Exercise directions -
Can the data below be echoed back word for word?

Supplied records -
— Begin —

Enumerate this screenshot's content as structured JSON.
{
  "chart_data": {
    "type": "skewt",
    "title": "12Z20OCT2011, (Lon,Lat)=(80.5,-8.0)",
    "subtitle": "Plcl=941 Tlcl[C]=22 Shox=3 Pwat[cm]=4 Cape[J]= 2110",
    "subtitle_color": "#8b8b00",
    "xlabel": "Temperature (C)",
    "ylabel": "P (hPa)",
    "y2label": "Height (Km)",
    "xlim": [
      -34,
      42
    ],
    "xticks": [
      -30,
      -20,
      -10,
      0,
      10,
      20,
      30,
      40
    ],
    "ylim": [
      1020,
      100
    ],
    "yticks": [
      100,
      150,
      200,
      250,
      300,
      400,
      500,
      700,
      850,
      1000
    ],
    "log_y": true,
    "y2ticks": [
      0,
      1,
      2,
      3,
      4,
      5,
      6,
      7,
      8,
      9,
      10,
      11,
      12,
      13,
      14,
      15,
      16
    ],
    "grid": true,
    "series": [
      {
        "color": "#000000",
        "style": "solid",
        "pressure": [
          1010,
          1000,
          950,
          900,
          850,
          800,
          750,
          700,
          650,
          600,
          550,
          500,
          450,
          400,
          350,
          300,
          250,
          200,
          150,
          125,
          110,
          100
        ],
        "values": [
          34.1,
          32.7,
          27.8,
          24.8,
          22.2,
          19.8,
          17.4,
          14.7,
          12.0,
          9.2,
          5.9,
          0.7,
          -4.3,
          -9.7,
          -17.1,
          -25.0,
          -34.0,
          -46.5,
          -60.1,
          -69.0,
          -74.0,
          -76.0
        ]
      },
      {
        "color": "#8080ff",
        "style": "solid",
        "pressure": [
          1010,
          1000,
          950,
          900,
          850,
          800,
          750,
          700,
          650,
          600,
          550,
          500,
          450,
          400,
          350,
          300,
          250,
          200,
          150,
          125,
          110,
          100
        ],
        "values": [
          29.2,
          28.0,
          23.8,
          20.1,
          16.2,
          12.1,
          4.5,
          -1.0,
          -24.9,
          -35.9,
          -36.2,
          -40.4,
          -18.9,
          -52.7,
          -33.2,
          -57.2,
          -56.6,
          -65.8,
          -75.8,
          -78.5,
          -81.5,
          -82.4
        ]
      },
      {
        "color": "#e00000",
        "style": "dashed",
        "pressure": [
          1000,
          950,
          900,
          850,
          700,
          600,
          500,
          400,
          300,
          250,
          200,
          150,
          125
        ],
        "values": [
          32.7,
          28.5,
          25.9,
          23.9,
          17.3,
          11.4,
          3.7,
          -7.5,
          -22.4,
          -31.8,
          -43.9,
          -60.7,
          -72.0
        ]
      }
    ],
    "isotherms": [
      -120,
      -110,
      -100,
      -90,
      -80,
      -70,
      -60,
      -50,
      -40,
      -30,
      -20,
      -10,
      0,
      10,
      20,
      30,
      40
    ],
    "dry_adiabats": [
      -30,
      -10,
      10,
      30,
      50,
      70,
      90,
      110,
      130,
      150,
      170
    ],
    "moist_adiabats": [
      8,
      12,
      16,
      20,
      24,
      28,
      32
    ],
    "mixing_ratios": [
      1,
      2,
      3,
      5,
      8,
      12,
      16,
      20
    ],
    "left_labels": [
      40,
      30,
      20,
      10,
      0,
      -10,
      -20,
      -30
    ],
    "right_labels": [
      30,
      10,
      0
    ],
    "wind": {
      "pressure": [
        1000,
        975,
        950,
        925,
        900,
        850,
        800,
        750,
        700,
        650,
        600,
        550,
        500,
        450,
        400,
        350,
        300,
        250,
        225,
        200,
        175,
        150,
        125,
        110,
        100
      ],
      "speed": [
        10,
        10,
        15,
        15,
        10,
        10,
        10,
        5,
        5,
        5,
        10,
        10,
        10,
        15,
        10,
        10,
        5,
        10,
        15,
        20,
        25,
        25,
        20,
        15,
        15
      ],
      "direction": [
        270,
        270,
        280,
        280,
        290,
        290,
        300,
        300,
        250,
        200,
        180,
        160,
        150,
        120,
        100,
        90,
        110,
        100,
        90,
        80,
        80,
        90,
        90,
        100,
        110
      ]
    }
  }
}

— End —

Finished exercise -
Enumerate this screenshot's content as structured JSON.
{
  "chart_data": {
    "type": "skewt",
    "title": "12Z20OCT2011, (Lon,Lat)=(80.5,-8.0)",
    "subtitle": "Plcl=941 Tlcl[C]=22 Shox=3 Pwat[cm]=4 Cape[J]= 2110",
    "subtitle_color": "#8b8b00",
    "xlabel": "Temperature (C)",
    "ylabel": "P (hPa)",
    "y2label": "Height (Km)",
    "xlim": [
      -34,
      42
    ],
    "xticks": [
      -30,
      -20,
      -10,
      0,
      10,
      20,
      30,
      40
    ],
    "ylim": [
      1020,
      100
    ],
    "yticks": [
      100,
      150,
      200,
      250,
      300,
      400,
      500,
      700,
      850,
      1000
    ],
    "log_y": true,
    "y2ticks": [
      0,
      1,
      2,
      3,
      4,
      5,
      6,
      7,
      8,
      9,
      10,
      11,
      12,
      13,
      14,
      15,
      16
    ],
    "grid": true,
    "series": [
      {
        "color": "#000000",
        "style": "solid",
        "pressure": [
          1010,
          1000,
          950,
          900,
          850,
          800,
          750,
          700,
          650,
          600,
          550,
          500,
          450,
          400,
          350,
          300,
          250,
          200,
          150,
          125,
          110,
          100
        ],
        "values": [
          34.1,
          32.7,
          27.8,
          24.8,
          22.2,
          19.8,
          17.4,
          14.7,
          12.0,
          9.2,
          5.9,
          0.7,
          -4.3,
          -9.7,
          -17.1,
          -25.0,
          -34.0,
          -46.5,
          -60.1,
          -69.0,
          -74.0,
          -76.0
        ]
      },
      {
        "color": "#8080ff",
        "style": "solid",
        "pressure": [
          1010,
          1000,
          950,
          900,
          850,
          800,
          750,
          700,
          650,
          600,
          550,
          500,
          450,
          400,
          350,
          300,
          250,
          200,
          150,
          125,
          110,
          100
        ],
        "values": [
          29.2,
          28.0,
          23.8,
          20.1,
          16.2,
          12.1,
          4.5,
          -1.0,
          -24.9,
          -35.9,
          -36.2,
          -40.4,
          -18.9,
          -52.7,
          -33.2,
          -57.2,
          -56.6,
          -65.8,
          -75.8,
          -78.5,
          -81.5,
          -82.4
        ]
      },
      {
        "color": "#e00000",
        "style": "dashed",
        "pressure": [
          1000,
          950,
          900,
          850,
          700,
          600,
          500,
          400,
          300,
          250,
          200,
          150,
          125
        ],
        "values": [
          32.7,
          28.5,
          25.9,
          23.9,
          17.3,
          11.4,
          3.7,
          -7.5,
          -22.4,
          -31.8,
          -43.9,
          -60.7,
          -72.0
        ]
      }
    ],
    "isotherms": [
      -120,
      -110,
      -100,
      -90,
      -80,
      -70,
      -60,
      -50,
      -40,
      -30,
      -20,
      -10,
      0,
      10,
      20,
      30,
      40
    ],
    "dry_adiabats": [
      -30,
      -10,
      10,
      30,
      50,
      70,
      90,
      110,
      130,
      150,
      170
    ],
    "moist_adiabats": [
      8,
      12,
      16,
      20,
      24,
      28,
      32
    ],
    "mixing_ratios": [
      1,
      2,
      3,
      5,
      8,
      12,
      16,
      20
    ],
    "left_labels": [
      40,
      30,
      20,
      10,
      0,
      -10,
      -20,
      -30
    ],
    "right_labels": [
      30,
      10,
      0
    ],
    "wind": {
      "pressure": [
        1000,
        975,
        950,
        925,
        900,
        850,
        800,
        750,
        700,
        650,
        600,
        550,
        500,
        450,
        400,
        350,
        300,
        250,
        225,
        200,
        175,
        150,
        125,
        110,
        100
      ],
      "speed": [
        10,
        10,
        15,
        15,
        10,
        10,
        10,
        5,
        5,
        5,
        10,
        10,
        10,
        15,
        10,
        10,
        5,
        10,
        15,
        20,
        25,
        25,
        20,
        15,
        15
      ],
      "direction": [
        270,
        270,
        280,
        280,
        290,
        290,
        300,
        300,
        250,
        200,
        180,
        160,
        150,
        120,
        100,
        90,
        110,
        100,
        90,
        80,
        80,
        90,
        90,
        100,
        110
      ]
    }
  }
}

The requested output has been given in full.